Reading down the listing below, count the lines where the word "JSON" shows up, then give only that count.
* START LISTED ENTRIES *
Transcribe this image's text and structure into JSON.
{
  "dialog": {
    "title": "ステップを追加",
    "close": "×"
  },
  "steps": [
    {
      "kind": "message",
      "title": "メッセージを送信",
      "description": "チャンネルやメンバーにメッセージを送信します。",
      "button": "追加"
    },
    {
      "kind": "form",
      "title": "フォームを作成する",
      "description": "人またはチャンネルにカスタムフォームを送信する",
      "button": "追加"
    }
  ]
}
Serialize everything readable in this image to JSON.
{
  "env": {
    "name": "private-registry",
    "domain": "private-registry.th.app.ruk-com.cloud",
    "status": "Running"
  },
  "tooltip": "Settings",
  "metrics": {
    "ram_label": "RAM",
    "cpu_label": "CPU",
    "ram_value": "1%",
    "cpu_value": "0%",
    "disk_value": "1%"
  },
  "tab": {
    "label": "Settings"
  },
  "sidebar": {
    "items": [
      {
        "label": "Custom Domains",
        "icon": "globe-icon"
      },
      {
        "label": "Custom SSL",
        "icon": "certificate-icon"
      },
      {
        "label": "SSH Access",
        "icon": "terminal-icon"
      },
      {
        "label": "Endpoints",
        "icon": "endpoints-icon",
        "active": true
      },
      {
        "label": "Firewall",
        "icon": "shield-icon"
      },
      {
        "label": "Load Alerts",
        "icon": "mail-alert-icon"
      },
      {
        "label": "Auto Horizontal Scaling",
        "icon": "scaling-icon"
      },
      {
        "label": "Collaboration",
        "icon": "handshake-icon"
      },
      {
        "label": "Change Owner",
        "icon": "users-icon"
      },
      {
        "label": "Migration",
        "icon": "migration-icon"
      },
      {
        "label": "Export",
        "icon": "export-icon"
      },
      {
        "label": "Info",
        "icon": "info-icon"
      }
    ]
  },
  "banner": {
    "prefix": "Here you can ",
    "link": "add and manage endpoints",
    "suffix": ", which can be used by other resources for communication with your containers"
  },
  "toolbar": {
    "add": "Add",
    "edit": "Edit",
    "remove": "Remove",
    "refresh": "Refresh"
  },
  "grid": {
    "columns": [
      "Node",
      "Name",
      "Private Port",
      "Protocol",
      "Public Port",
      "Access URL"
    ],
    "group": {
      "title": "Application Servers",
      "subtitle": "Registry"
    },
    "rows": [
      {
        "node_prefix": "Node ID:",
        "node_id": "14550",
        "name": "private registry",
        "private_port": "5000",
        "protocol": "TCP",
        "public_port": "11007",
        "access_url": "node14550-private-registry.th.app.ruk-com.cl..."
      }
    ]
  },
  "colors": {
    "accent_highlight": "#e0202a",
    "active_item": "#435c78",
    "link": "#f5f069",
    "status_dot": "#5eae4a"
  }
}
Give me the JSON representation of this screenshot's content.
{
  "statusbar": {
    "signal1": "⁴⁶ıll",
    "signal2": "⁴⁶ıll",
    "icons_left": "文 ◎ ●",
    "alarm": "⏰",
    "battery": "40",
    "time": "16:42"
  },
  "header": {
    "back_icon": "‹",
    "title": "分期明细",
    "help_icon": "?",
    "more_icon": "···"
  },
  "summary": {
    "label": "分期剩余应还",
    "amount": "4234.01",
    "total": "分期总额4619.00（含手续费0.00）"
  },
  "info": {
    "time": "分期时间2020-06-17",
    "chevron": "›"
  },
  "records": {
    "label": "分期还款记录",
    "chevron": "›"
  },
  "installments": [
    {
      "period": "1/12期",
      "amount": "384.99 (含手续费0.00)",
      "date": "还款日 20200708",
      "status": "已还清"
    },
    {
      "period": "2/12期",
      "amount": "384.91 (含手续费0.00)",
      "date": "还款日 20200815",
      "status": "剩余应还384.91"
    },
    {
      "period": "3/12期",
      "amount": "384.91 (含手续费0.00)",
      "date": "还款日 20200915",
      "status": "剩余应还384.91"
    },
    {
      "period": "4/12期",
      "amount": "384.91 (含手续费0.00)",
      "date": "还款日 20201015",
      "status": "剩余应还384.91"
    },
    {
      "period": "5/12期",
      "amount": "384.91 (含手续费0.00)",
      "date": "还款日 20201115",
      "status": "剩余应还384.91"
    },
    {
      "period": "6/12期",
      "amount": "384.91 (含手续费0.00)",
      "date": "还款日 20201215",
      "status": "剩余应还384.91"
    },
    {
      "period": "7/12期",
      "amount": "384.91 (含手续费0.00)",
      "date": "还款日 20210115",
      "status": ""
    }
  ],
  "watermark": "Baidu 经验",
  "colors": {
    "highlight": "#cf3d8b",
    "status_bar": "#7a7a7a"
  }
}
* END LISTED ENTRIES *
▶ _REPLY TO THE EXERCISE_: 3